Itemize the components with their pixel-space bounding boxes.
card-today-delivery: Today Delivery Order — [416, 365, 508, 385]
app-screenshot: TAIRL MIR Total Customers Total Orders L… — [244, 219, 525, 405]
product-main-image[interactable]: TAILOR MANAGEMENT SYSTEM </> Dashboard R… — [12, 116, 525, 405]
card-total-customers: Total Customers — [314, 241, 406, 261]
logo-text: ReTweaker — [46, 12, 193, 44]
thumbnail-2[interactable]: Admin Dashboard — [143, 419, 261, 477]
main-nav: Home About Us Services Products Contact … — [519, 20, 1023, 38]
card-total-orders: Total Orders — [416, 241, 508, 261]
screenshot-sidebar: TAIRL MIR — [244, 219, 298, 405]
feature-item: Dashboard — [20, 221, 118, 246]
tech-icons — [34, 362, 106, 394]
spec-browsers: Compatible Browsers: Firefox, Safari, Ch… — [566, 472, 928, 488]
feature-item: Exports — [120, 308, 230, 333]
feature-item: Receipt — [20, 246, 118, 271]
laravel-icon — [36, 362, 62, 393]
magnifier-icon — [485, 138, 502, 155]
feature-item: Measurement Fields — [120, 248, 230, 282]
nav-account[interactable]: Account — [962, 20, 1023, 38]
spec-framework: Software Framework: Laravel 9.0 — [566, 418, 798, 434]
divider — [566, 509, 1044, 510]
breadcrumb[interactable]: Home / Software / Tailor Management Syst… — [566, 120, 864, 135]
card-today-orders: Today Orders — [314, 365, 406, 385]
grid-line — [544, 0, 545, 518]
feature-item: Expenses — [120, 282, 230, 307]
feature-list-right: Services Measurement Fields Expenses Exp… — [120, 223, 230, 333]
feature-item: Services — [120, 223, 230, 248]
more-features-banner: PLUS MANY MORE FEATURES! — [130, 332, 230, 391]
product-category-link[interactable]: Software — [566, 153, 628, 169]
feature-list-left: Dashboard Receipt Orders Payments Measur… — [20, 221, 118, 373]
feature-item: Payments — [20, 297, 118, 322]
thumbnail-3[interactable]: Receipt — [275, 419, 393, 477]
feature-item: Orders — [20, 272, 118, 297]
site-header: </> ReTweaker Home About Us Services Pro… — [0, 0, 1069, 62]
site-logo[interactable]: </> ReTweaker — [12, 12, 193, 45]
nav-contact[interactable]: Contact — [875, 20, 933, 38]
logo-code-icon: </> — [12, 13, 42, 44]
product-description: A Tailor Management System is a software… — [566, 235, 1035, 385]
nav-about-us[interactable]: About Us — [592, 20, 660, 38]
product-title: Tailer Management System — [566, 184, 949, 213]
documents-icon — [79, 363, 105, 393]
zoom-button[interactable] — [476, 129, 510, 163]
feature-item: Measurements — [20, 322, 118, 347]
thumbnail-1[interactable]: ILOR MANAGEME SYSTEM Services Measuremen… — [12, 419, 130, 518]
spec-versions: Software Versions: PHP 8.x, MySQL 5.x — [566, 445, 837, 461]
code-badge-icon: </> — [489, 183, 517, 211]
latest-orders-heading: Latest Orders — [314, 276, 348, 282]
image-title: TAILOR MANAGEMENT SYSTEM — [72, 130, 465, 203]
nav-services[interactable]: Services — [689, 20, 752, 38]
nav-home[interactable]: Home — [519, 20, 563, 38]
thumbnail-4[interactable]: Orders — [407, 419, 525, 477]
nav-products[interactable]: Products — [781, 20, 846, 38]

» **GIVEN TASK**: Reproduce the stretch of data from its very first line through the line containing "site-header: </> ReTweaker", including both of those lines, without altering anything.

» **RESPONSE TO THE TASK**:
Itemize the components with their pixel-space bounding boxes.
card-today-delivery: Today Delivery Order — [416, 365, 508, 385]
app-screenshot: TAIRL MIR Total Customers Total Orders L… — [244, 219, 525, 405]
product-main-image[interactable]: TAILOR MANAGEMENT SYSTEM </> Dashboard R… — [12, 116, 525, 405]
card-total-customers: Total Customers — [314, 241, 406, 261]
logo-text: ReTweaker — [46, 12, 193, 44]
thumbnail-2[interactable]: Admin Dashboard — [143, 419, 261, 477]
main-nav: Home About Us Services Products Contact … — [519, 20, 1023, 38]
card-total-orders: Total Orders — [416, 241, 508, 261]
screenshot-sidebar: TAIRL MIR — [244, 219, 298, 405]
feature-item: Dashboard — [20, 221, 118, 246]
tech-icons — [34, 362, 106, 394]
spec-browsers: Compatible Browsers: Firefox, Safari, Ch… — [566, 472, 928, 488]
feature-item: Exports — [120, 308, 230, 333]
feature-item: Receipt — [20, 246, 118, 271]
laravel-icon — [36, 362, 62, 393]
magnifier-icon — [485, 138, 502, 155]
feature-item: Measurement Fields — [120, 248, 230, 282]
nav-account[interactable]: Account — [962, 20, 1023, 38]
spec-framework: Software Framework: Laravel 9.0 — [566, 418, 798, 434]
divider — [566, 509, 1044, 510]
breadcrumb[interactable]: Home / Software / Tailor Management Syst… — [566, 120, 864, 135]
card-today-orders: Today Orders — [314, 365, 406, 385]
grid-line — [544, 0, 545, 518]
feature-item: Expenses — [120, 282, 230, 307]
feature-list-right: Services Measurement Fields Expenses Exp… — [120, 223, 230, 333]
feature-item: Services — [120, 223, 230, 248]
more-features-banner: PLUS MANY MORE FEATURES! — [130, 332, 230, 391]
product-category-link[interactable]: Software — [566, 153, 628, 169]
feature-list-left: Dashboard Receipt Orders Payments Measur… — [20, 221, 118, 373]
feature-item: Payments — [20, 297, 118, 322]
thumbnail-3[interactable]: Receipt — [275, 419, 393, 477]
feature-item: Orders — [20, 272, 118, 297]
site-header: </> ReTweaker Home About Us Services Pro… — [0, 0, 1069, 62]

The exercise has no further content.